WHAT THIS TASK INVOLVES:
Quote the whole listing exactly. Leave the pictures out of your copy.
......
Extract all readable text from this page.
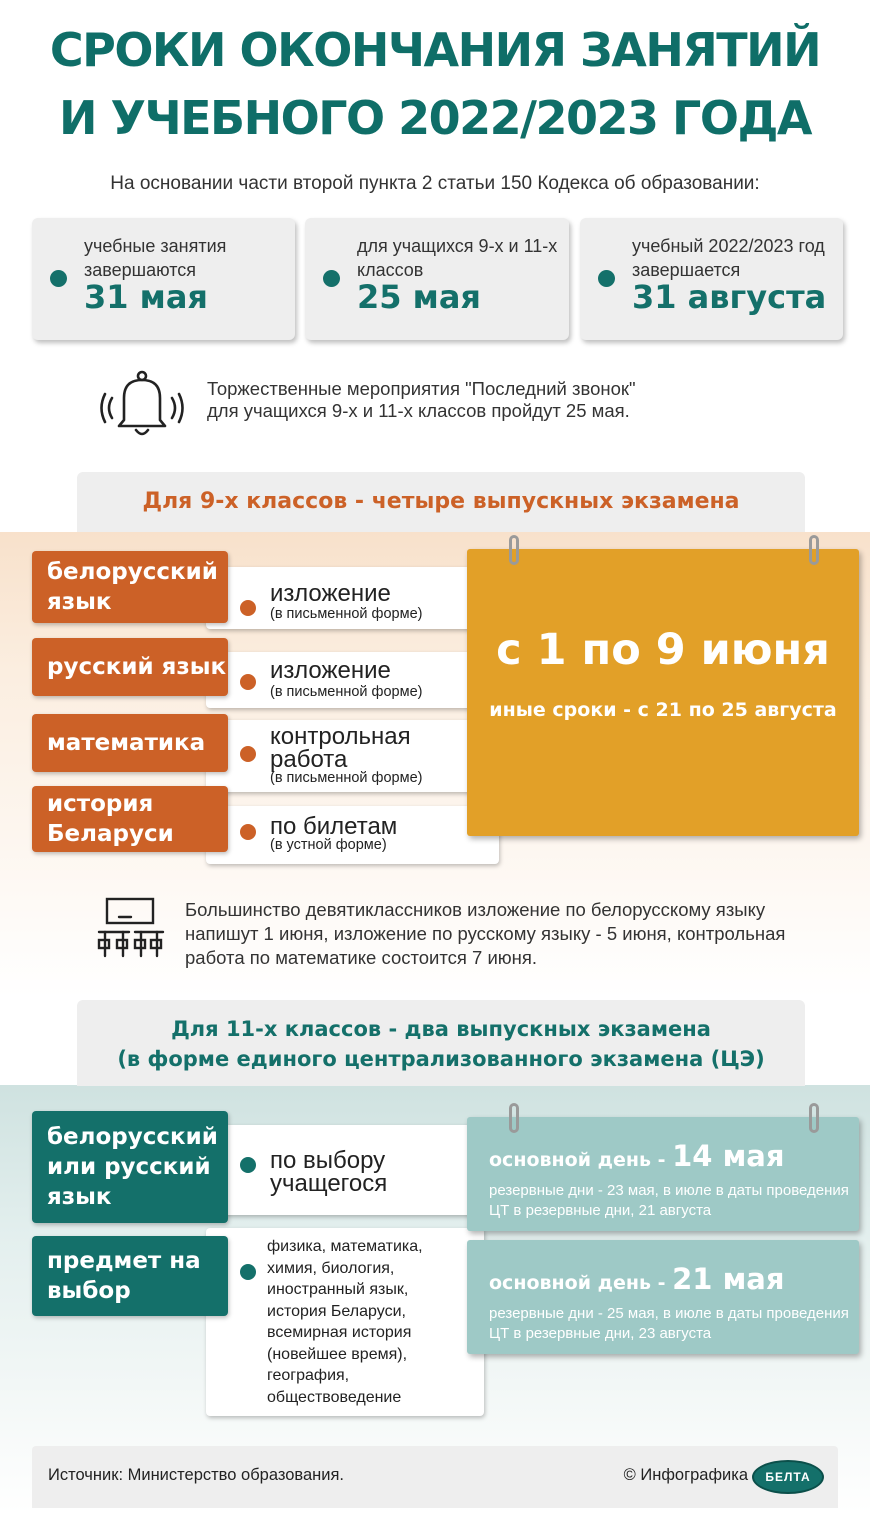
СРОКИ ОКОНЧАНИЯ ЗАНЯТИЙ
И УЧЕБНОГО 2022/2023 ГОДА
На основании части второй пункта 2 статьи 150 Кодекса об образовании:
учебные занятия завершаются
31 мая
для учащихся 9-х и 11-х классов
25 мая
учебный 2022/2023 год завершается
31 августа
Торжественные мероприятия "Последний звонок"
для учащихся 9-х и 11-х классов пройдут 25 мая.
Для 9-х классов - четыре выпускных экзамена
изложение
(в письменной форме)
изложение
(в письменной форме)
контрольная работа
(в письменной форме)
по билетам
(в устной форме)
белорусский язык
русский язык
математика
история Беларуси
с 1 по 9 июня
иные сроки - с 21 по 25 августа
Большинство девятиклассников изложение по белорусскому языку напишут 1 июня, изложение по русскому языку - 5 июня, контрольная работа по математике состоится 7 июня.
Для 11-х классов - два выпускных экзамена
(в форме единого централизованного экзамена (ЦЭ)
по выбору учащегося
физика, математика, химия, биология, иностранный язык, история Беларуси, всемирная история (новейшее время), география, обществоведение
белорусский или русский язык
предмет на выбор
основной день - 14 мая
резервные дни - 23 мая, в июле в даты проведения ЦТ в резервные дни, 21 августа
основной день - 21 мая
резервные дни - 25 мая, в июле в даты проведения ЦТ в резервные дни, 23 августа
Источник: Министерство образования.	© Инфографика	БЕЛТА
......
FULL ANSWER:
Extract all readable text from this page.
СРОКИ ОКОНЧАНИЯ ЗАНЯТИЙ
И УЧЕБНОГО 2022/2023 ГОДА
На основании части второй пункта 2 статьи 150 Кодекса об образовании:
учебные занятия завершаются
31 мая
для учащихся 9-х и 11-х классов
25 мая
учебный 2022/2023 год завершается
31 августа
Торжественные мероприятия "Последний звонок"
для учащихся 9-х и 11-х классов пройдут 25 мая.
Для 9-х классов - четыре выпускных экзамена
изложение
(в письменной форме)
изложение
(в письменной форме)
контрольная работа
(в письменной форме)
по билетам
(в устной форме)
белорусский язык
русский язык
математика
история Беларуси
с 1 по 9 июня
иные сроки - с 21 по 25 августа
Большинство девятиклассников изложение по белорусскому языку напишут 1 июня, изложение по русскому языку - 5 июня, контрольная работа по математике состоится 7 июня.
Для 11-х классов - два выпускных экзамена
(в форме единого централизованного экзамена (ЦЭ)
по выбору учащегося
физика, математика, химия, биология, иностранный язык, история Беларуси, всемирная история (новейшее время), география, обществоведение
белорусский или русский язык
предмет на выбор
основной день - 14 мая
резервные дни - 23 мая, в июле в даты проведения ЦТ в резервные дни, 21 августа
основной день - 21 мая
резервные дни - 25 мая, в июле в даты проведения ЦТ в резервные дни, 23 августа
Источник: Министерство образования.	© Инфографика	БЕЛТА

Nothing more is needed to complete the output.